Copy the records exactly, starting at their first line and ending at the line that contains "60, 167, 94]".

=== Exercise material ===
Start

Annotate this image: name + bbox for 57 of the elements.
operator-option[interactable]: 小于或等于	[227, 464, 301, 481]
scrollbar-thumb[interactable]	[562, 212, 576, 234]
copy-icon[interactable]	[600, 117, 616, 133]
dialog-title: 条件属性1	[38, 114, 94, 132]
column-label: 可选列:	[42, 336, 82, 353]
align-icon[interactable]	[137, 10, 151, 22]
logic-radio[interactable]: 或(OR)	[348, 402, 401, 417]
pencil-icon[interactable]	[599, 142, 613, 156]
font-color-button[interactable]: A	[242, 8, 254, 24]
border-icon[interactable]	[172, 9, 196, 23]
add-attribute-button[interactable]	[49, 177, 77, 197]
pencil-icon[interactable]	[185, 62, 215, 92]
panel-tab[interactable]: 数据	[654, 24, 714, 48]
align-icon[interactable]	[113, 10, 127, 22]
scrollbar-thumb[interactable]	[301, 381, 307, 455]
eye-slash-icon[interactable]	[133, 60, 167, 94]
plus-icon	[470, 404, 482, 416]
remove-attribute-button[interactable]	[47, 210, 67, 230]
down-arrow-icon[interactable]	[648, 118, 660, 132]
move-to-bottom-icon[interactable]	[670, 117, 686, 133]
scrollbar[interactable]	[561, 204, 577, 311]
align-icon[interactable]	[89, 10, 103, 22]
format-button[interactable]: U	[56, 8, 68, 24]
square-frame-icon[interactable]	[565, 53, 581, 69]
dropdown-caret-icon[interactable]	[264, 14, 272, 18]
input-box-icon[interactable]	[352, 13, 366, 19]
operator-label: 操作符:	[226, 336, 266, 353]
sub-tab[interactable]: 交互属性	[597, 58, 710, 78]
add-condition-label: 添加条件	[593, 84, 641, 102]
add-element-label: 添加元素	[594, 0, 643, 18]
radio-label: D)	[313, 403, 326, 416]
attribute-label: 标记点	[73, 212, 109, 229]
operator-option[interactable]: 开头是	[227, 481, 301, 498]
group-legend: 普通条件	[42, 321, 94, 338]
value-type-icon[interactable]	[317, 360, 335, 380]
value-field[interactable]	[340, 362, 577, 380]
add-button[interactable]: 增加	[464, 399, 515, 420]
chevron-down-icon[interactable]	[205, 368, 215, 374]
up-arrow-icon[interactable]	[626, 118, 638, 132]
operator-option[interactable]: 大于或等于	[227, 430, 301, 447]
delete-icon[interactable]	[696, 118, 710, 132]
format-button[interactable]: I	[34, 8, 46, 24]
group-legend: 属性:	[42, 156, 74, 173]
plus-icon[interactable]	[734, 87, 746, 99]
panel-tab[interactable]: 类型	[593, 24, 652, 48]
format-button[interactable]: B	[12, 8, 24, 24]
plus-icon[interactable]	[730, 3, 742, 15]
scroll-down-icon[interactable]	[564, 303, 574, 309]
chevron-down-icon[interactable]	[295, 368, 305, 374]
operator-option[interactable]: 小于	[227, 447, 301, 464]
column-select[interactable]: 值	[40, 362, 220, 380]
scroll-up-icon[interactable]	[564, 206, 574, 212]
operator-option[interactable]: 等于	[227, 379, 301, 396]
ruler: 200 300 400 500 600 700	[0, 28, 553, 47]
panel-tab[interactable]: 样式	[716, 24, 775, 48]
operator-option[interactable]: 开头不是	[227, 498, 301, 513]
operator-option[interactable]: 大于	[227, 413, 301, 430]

End

=== The reply ===
Annotate this image: name + bbox for 57 of the elements.
operator-option[interactable]: 小于或等于	[227, 464, 301, 481]
scrollbar-thumb[interactable]	[562, 212, 576, 234]
copy-icon[interactable]	[600, 117, 616, 133]
dialog-title: 条件属性1	[38, 114, 94, 132]
column-label: 可选列:	[42, 336, 82, 353]
align-icon[interactable]	[137, 10, 151, 22]
logic-radio[interactable]: 或(OR)	[348, 402, 401, 417]
pencil-icon[interactable]	[599, 142, 613, 156]
font-color-button[interactable]: A	[242, 8, 254, 24]
border-icon[interactable]	[172, 9, 196, 23]
add-attribute-button[interactable]	[49, 177, 77, 197]
pencil-icon[interactable]	[185, 62, 215, 92]
panel-tab[interactable]: 数据	[654, 24, 714, 48]
align-icon[interactable]	[113, 10, 127, 22]
scrollbar-thumb[interactable]	[301, 381, 307, 455]
eye-slash-icon[interactable]	[133, 60, 167, 94]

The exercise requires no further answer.